What you need to do
Return each line of the material verbatim.

-- Start of Record excerpts --

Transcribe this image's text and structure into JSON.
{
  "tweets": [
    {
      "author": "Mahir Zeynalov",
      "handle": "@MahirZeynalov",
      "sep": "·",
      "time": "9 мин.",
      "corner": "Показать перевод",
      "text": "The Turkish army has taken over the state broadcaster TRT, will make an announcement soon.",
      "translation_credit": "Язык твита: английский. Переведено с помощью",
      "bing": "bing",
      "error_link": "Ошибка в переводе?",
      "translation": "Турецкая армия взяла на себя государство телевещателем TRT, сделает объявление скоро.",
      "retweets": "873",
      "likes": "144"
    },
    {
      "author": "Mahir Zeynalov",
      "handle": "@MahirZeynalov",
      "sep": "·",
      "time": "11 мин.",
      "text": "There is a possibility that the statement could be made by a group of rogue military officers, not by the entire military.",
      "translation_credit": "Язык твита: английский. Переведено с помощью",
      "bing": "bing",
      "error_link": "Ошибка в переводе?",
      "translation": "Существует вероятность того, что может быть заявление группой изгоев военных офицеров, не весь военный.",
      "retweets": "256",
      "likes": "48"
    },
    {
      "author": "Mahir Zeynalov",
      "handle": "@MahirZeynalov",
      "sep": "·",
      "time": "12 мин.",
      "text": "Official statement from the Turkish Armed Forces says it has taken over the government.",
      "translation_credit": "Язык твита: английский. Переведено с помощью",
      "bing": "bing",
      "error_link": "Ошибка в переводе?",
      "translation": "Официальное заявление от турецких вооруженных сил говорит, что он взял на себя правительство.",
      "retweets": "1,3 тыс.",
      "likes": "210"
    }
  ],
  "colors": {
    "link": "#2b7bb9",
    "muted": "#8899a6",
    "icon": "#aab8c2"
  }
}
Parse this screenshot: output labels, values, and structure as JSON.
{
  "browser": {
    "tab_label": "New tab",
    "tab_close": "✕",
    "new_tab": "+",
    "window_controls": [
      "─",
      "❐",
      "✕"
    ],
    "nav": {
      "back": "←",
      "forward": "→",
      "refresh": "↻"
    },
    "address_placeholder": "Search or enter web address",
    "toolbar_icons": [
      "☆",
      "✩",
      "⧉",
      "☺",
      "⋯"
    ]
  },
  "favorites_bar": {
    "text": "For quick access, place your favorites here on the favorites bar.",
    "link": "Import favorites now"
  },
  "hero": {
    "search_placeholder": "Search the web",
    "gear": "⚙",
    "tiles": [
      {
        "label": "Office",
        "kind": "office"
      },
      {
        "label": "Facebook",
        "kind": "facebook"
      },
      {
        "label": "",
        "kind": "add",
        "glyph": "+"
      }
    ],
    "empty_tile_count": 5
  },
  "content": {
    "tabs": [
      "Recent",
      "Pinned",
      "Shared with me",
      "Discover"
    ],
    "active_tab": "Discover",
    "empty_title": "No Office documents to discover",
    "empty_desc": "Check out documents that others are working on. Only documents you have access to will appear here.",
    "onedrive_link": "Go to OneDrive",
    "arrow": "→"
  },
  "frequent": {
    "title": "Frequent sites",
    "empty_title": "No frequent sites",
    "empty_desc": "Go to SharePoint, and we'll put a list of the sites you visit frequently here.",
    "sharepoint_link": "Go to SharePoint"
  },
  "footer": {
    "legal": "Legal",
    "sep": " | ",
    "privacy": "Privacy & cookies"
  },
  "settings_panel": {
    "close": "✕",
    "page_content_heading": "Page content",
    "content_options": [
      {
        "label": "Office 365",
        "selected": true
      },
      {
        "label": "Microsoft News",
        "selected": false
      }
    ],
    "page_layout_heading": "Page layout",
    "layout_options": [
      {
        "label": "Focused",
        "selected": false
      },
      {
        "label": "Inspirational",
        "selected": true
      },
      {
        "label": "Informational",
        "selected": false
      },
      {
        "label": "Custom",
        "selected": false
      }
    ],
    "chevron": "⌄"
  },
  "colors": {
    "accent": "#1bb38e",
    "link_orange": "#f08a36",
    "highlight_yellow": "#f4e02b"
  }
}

-- End of Record excerpts --

Task answer
Transcribe this image's text and structure into JSON.
{
  "tweets": [
    {
      "author": "Mahir Zeynalov",
      "handle": "@MahirZeynalov",
      "sep": "·",
      "time": "9 мин.",
      "corner": "Показать перевод",
      "text": "The Turkish army has taken over the state broadcaster TRT, will make an announcement soon.",
      "translation_credit": "Язык твита: английский. Переведено с помощью",
      "bing": "bing",
      "error_link": "Ошибка в переводе?",
      "translation": "Турецкая армия взяла на себя государство телевещателем TRT, сделает объявление скоро.",
      "retweets": "873",
      "likes": "144"
    },
    {
      "author": "Mahir Zeynalov",
      "handle": "@MahirZeynalov",
      "sep": "·",
      "time": "11 мин.",
      "text": "There is a possibility that the statement could be made by a group of rogue military officers, not by the entire military.",
      "translation_credit": "Язык твита: английский. Переведено с помощью",
      "bing": "bing",
      "error_link": "Ошибка в переводе?",
      "translation": "Существует вероятность того, что может быть заявление группой изгоев военных офицеров, не весь военный.",
      "retweets": "256",
      "likes": "48"
    },
    {
      "author": "Mahir Zeynalov",
      "handle": "@MahirZeynalov",
      "sep": "·",
      "time": "12 мин.",
      "text": "Official statement from the Turkish Armed Forces says it has taken over the government.",
      "translation_credit": "Язык твита: английский. Переведено с помощью",
      "bing": "bing",
      "error_link": "Ошибка в переводе?",
      "translation": "Официальное заявление от турецких вооруженных сил говорит, что он взял на себя правительство.",
      "retweets": "1,3 тыс.",
      "likes": "210"
    }
  ],
  "colors": {
    "link": "#2b7bb9",
    "muted": "#8899a6",
    "icon": "#aab8c2"
  }
}
Parse this screenshot: output labels, values, and structure as JSON.
{
  "browser": {
    "tab_label": "New tab",
    "tab_close": "✕",
    "new_tab": "+",
    "window_controls": [
      "─",
      "❐",
      "✕"
    ],
    "nav": {
      "back": "←",
      "forward": "→",
      "refresh": "↻"
    },
    "address_placeholder": "Search or enter web address",
    "toolbar_icons": [
      "☆",
      "✩",
      "⧉",
      "☺",
      "⋯"
    ]
  },
  "favorites_bar": {
    "text": "For quick access, place your favorites here on the favorites bar.",
    "link": "Import favorites now"
  },
  "hero": {
    "search_placeholder": "Search the web",
    "gear": "⚙",
    "tiles": [
      {
        "label": "Office",
        "kind": "office"
      },
      {
        "label": "Facebook",
        "kind": "facebook"
      },
      {
        "label": "",
        "kind": "add",
        "glyph": "+"
      }
    ],
    "empty_tile_count": 5
  },
  "content": {
    "tabs": [
      "Recent",
      "Pinned",
      "Shared with me",
      "Discover"
    ],
    "active_tab": "Discover",
    "empty_title": "No Office documents to discover",
    "empty_desc": "Check out documents that others are working on. Only documents you have access to will appear here.",
    "onedrive_link": "Go to OneDrive",
    "arrow": "→"
  },
  "frequent": {
    "title": "Frequent sites",
    "empty_title": "No frequent sites",
    "empty_desc": "Go to SharePoint, and we'll put a list of the sites you visit frequently here.",
    "sharepoint_link": "Go to SharePoint"
  },
  "footer": {
    "legal": "Legal",
    "sep": " | ",
    "privacy": "Privacy & cookies"
  },
  "settings_panel": {
    "close": "✕",
    "page_content_heading": "Page content",
    "content_options": [
      {
        "label": "Office 365",
        "selected": true
      },
      {
        "label": "Microsoft News",
        "selected": false
      }
    ],
    "page_layout_heading": "Page layout",
    "layout_options": [
      {
        "label": "Focused",
        "selected": false
      },
      {
        "label": "Inspirational",
        "selected": true
      },
      {
        "label": "Informational",
        "selected": false
      },
      {
        "label": "Custom",
        "selected": false
      }
    ],
    "chevron": "⌄"
  },
  "colors": {
    "accent": "#1bb38e",
    "link_orange": "#f08a36",
    "highlight_yellow": "#f4e02b"
  }
}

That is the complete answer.